Where does the string "Leading" appear in the records? Copy every line that contains it.

## start Records supplied

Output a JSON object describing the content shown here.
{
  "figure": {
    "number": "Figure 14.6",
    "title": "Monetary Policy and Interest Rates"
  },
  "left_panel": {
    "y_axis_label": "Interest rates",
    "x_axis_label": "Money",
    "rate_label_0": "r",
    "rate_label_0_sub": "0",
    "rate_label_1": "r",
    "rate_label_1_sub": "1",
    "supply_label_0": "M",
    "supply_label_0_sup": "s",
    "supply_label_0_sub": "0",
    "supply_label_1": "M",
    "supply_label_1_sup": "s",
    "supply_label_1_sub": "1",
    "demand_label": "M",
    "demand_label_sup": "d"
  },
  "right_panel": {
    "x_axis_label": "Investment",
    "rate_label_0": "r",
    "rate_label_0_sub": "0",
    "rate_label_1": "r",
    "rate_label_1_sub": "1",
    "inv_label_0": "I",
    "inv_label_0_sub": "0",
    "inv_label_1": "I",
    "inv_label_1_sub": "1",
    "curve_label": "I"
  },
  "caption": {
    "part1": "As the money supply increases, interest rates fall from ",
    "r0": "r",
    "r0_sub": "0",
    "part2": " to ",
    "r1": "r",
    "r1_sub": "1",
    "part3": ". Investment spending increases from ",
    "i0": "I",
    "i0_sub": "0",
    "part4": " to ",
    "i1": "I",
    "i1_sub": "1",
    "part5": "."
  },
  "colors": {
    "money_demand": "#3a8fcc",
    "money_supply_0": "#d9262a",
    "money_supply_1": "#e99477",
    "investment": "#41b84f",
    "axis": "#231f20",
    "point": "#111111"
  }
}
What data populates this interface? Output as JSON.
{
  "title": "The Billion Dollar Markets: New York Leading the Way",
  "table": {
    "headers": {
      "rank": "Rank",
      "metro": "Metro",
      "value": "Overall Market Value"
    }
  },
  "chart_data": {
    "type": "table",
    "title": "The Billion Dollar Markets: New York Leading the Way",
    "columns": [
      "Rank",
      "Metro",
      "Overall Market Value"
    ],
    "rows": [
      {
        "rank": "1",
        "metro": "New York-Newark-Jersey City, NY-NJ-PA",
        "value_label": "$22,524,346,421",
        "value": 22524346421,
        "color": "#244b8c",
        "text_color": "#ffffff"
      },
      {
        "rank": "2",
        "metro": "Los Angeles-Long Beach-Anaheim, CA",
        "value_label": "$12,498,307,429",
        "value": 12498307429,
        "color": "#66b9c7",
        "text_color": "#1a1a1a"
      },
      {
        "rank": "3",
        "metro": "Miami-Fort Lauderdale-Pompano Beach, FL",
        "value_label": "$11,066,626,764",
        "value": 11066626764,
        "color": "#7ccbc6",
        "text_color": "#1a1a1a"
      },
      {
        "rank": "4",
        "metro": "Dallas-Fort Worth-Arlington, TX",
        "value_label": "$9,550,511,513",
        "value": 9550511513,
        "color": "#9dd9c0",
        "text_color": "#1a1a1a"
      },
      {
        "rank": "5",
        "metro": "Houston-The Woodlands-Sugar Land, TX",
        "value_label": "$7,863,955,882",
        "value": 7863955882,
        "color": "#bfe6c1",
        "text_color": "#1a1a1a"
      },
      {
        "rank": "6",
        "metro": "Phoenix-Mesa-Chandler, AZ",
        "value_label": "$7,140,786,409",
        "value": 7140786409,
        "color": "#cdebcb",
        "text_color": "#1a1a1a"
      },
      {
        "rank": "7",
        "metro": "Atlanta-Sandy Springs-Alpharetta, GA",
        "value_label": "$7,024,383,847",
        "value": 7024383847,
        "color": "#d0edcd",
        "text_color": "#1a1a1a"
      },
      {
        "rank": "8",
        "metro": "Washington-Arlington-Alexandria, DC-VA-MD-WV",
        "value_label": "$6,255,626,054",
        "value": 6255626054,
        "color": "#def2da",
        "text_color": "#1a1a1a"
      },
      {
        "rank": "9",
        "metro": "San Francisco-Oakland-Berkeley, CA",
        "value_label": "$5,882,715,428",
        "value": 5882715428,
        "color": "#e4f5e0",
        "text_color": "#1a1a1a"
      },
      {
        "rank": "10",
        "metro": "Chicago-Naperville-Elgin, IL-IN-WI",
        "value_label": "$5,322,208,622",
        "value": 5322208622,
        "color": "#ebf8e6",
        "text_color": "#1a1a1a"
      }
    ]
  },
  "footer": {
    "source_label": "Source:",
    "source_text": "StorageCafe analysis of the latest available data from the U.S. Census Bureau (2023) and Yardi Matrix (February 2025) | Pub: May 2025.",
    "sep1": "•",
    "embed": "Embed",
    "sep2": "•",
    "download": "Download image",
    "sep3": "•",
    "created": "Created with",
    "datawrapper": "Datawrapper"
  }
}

## end Records supplied

§ **Solution for this exercise**:
  "title": "The Billion Dollar Markets: New York Leading the Way",
    "title": "The Billion Dollar Markets: New York Leading the Way",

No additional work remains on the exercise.